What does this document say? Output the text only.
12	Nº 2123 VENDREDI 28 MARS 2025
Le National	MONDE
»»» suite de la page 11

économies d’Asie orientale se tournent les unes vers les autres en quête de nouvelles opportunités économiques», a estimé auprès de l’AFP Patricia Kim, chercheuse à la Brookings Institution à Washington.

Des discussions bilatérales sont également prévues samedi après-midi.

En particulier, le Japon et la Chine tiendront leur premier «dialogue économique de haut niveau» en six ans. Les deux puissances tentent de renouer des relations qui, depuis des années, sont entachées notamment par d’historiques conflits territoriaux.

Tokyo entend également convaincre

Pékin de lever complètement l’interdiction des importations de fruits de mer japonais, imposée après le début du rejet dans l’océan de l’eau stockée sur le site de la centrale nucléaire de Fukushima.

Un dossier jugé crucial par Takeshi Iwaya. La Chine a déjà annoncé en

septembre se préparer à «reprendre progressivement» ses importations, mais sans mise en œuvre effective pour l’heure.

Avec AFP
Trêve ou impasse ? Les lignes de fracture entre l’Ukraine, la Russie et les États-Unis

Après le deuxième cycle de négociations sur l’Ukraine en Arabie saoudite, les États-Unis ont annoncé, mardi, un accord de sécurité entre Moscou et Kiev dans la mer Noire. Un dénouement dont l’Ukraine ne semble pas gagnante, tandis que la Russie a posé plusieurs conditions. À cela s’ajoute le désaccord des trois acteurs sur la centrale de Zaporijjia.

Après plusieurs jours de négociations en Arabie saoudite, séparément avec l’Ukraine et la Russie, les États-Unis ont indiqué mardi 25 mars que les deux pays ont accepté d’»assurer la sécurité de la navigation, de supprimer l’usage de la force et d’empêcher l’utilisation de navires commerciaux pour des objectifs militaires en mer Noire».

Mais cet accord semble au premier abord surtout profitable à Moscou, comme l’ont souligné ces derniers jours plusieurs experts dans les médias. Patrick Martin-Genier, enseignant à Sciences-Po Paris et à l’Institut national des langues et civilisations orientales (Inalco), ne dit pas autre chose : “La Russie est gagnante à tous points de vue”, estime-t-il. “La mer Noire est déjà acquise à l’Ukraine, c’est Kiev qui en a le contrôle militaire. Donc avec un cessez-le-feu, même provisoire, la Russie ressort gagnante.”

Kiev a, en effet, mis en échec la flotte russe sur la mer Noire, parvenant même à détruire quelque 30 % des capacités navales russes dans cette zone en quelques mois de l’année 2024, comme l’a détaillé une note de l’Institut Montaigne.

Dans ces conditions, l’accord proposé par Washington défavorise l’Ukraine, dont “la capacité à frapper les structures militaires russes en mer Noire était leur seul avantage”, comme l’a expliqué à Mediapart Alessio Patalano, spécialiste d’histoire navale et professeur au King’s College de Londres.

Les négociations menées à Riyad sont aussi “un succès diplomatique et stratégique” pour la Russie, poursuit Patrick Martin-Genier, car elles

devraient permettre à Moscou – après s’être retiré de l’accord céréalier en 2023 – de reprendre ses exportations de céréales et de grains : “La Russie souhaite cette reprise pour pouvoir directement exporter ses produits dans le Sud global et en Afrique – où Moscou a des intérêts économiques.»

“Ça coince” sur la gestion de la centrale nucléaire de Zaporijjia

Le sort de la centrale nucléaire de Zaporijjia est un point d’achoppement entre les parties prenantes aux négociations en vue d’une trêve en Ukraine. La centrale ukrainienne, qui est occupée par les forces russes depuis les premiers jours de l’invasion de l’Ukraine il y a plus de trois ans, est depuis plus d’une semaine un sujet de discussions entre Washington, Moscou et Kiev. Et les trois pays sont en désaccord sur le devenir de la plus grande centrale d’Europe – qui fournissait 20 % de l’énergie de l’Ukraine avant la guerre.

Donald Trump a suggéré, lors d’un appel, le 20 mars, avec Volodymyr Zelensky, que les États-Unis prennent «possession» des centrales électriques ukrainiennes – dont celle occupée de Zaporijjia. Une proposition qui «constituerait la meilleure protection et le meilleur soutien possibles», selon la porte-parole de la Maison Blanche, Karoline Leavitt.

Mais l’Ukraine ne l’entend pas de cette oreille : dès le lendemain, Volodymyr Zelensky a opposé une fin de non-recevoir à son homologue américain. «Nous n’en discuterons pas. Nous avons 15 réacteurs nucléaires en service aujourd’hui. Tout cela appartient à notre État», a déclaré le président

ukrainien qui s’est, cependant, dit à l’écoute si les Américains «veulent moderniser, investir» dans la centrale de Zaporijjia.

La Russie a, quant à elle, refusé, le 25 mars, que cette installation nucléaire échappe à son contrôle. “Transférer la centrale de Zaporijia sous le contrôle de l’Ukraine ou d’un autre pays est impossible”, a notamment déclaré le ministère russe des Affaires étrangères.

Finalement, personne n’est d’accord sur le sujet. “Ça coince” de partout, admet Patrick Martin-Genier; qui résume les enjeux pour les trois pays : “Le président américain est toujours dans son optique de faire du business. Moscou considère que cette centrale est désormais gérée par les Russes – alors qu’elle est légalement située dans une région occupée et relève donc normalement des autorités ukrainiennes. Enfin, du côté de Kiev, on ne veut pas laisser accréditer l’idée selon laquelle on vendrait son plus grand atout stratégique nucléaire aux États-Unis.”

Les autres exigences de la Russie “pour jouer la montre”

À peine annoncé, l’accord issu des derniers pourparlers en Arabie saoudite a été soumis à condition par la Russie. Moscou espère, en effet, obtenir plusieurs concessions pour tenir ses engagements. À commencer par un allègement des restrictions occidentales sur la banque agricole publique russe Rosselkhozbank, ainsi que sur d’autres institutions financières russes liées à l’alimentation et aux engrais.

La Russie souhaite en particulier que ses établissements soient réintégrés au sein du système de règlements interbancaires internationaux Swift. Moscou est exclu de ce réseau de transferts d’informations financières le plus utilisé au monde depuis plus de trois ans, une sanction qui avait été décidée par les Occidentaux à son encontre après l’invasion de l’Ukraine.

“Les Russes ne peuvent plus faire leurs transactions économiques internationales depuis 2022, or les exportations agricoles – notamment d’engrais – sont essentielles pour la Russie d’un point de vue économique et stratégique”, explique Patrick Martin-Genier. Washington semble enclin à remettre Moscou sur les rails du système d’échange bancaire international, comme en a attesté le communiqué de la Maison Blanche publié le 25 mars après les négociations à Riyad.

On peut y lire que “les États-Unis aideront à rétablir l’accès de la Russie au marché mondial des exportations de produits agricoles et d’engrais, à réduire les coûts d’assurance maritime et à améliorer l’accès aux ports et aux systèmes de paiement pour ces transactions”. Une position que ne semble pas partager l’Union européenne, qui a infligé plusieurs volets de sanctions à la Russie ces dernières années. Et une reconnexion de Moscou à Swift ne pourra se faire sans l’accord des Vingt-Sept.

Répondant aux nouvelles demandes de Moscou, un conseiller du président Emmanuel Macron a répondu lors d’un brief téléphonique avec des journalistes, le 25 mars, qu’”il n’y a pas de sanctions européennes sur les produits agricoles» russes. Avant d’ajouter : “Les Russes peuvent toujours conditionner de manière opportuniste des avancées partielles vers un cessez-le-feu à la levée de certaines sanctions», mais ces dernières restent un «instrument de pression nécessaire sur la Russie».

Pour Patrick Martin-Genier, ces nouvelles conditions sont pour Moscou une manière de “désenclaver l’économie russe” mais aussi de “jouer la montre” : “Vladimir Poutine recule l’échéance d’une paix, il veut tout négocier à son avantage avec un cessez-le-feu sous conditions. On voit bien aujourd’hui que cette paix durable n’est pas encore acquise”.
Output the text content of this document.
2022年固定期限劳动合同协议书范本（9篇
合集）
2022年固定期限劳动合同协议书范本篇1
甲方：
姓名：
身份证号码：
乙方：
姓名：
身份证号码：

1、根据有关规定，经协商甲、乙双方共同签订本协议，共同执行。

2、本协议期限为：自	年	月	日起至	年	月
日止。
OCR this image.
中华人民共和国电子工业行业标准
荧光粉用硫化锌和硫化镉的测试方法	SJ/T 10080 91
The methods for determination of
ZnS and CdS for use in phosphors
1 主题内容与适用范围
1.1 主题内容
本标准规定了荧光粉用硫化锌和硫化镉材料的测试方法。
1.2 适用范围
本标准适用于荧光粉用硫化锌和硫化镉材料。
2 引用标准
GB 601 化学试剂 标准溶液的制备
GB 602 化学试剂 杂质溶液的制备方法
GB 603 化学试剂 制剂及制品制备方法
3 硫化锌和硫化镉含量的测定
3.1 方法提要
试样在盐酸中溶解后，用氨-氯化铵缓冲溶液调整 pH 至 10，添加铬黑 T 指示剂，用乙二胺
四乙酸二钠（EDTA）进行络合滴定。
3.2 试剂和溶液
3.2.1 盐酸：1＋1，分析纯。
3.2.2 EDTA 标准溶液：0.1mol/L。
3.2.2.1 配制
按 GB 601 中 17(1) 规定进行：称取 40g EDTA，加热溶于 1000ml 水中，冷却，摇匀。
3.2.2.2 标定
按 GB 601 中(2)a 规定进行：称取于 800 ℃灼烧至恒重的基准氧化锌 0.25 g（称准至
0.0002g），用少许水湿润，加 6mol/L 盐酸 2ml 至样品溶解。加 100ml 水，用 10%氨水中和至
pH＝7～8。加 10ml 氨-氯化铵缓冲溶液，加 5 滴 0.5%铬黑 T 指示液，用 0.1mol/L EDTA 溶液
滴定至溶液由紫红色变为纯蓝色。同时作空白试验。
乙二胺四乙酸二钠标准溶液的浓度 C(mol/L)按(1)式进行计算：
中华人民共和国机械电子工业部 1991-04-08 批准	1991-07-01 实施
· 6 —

» **Required work**: Above are some records. Report the number of their lines that include "Chine", and add nothing else.

» **Result for this task**: 2